- [Exercise aim]:
Omit all images, then return the remaining material exactly as it stands.

start

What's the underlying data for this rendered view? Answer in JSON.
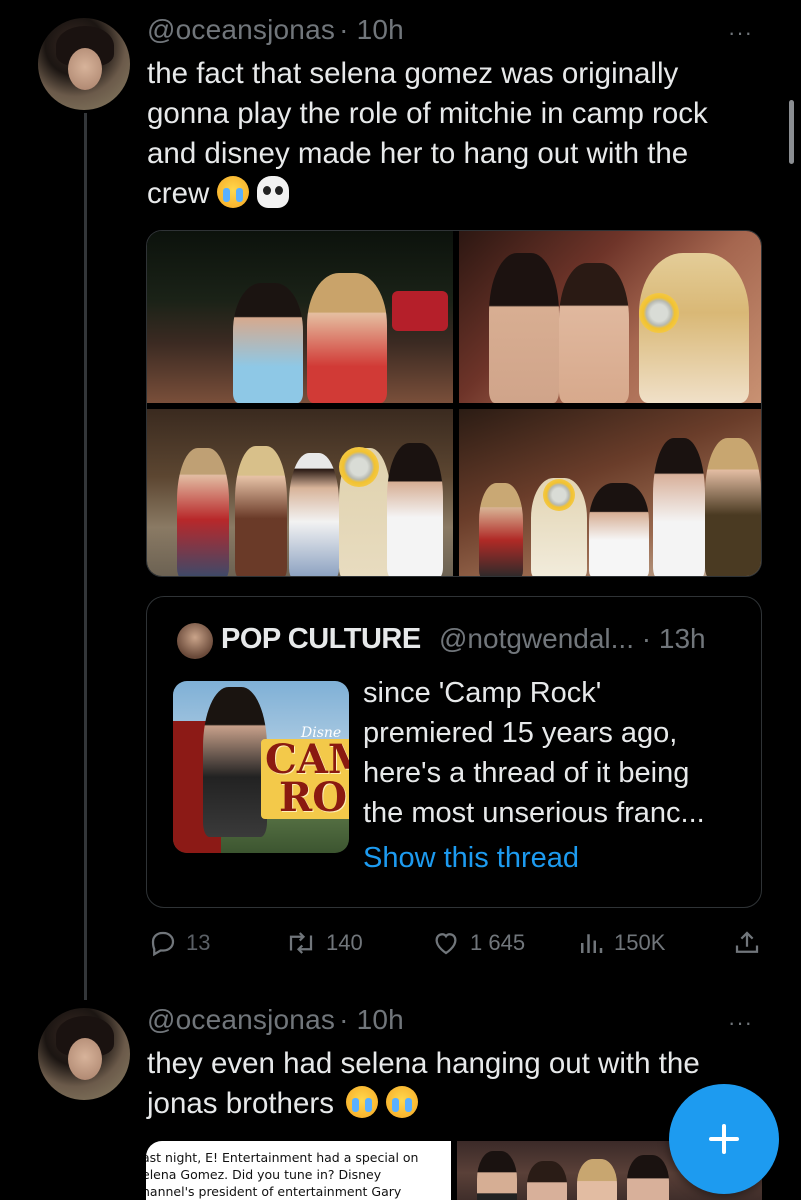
{
  "tweet1": {
    "handle": "@oceansjonas",
    "time": "· 10h",
    "more": "···",
    "text": "the fact that selena gomez was originally gonna play the role of mitchie in camp rock and disney made her to hang out with the crew",
    "line1": "the fact that selena gomez was originally",
    "line2": "gonna play the role of mitchie in camp rock",
    "line3": "and disney made her to hang out with the",
    "line4": "crew",
    "emojis": [
      "loudly-crying-face",
      "skull"
    ]
  },
  "quote": {
    "name": "POP CULTURE",
    "handle": "@notgwendal... · 13h",
    "line1": "since 'Camp Rock'",
    "line2": "premiered 15 years ago,",
    "line3": "here's a thread of it being",
    "line4": "the most unserious franc...",
    "link": "Show this thread",
    "thumb_logo_1": "CAMI",
    "thumb_logo_2": "ROI",
    "thumb_disney": "Disne"
  },
  "actions": {
    "replies": "13",
    "retweets": "140",
    "likes": "1 645",
    "views": "150K"
  },
  "tweet2": {
    "handle": "@oceansjonas",
    "time": "· 10h",
    "more": "···",
    "line1": "they even had selena hanging out with the",
    "line2": "jonas brothers",
    "emojis": [
      "loudly-crying-face",
      "loudly-crying-face"
    ]
  },
  "news_snippet": {
    "line1": "ast night, E! Entertainment had a special on",
    "line2": "elena Gomez. Did you tune in? Disney",
    "line3": "hannel's president of entertainment Gary"
  },
  "colors": {
    "background": "#000000",
    "text": "#e7e9ea",
    "muted": "#71767b",
    "accent": "#1d9bf0",
    "border": "#2f3336"
  }
}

end

- [Result of this exercise]:
What's the underlying data for this rendered view? Answer in JSON.
{
  "tweet1": {
    "handle": "@oceansjonas",
    "time": "· 10h",
    "more": "···",
    "text": "the fact that selena gomez was originally gonna play the role of mitchie in camp rock and disney made her to hang out with the crew",
    "line1": "the fact that selena gomez was originally",
    "line2": "gonna play the role of mitchie in camp rock",
    "line3": "and disney made her to hang out with the",
    "line4": "crew",
    "emojis": [
      "loudly-crying-face",
      "skull"
    ]
  },
  "quote": {
    "name": "POP CULTURE",
    "handle": "@notgwendal... · 13h",
    "line1": "since 'Camp Rock'",
    "line2": "premiered 15 years ago,",
    "line3": "here's a thread of it being",
    "line4": "the most unserious franc...",
    "link": "Show this thread",
    "thumb_logo_1": "CAMI",
    "thumb_logo_2": "ROI",
    "thumb_disney": "Disne"
  },
  "actions": {
    "replies": "13",
    "retweets": "140",
    "likes": "1 645",
    "views": "150K"
  },
  "tweet2": {
    "handle": "@oceansjonas",
    "time": "· 10h",
    "more": "···",
    "line1": "they even had selena hanging out with the",
    "line2": "jonas brothers",
    "emojis": [
      "loudly-crying-face",
      "loudly-crying-face"
    ]
  },
  "news_snippet": {
    "line1": "ast night, E! Entertainment had a special on",
    "line2": "elena Gomez. Did you tune in? Disney",
    "line3": "hannel's president of entertainment Gary"
  },
  "colors": {
    "background": "#000000",
    "text": "#e7e9ea",
    "muted": "#71767b",
    "accent": "#1d9bf0",
    "border": "#2f3336"
  }
}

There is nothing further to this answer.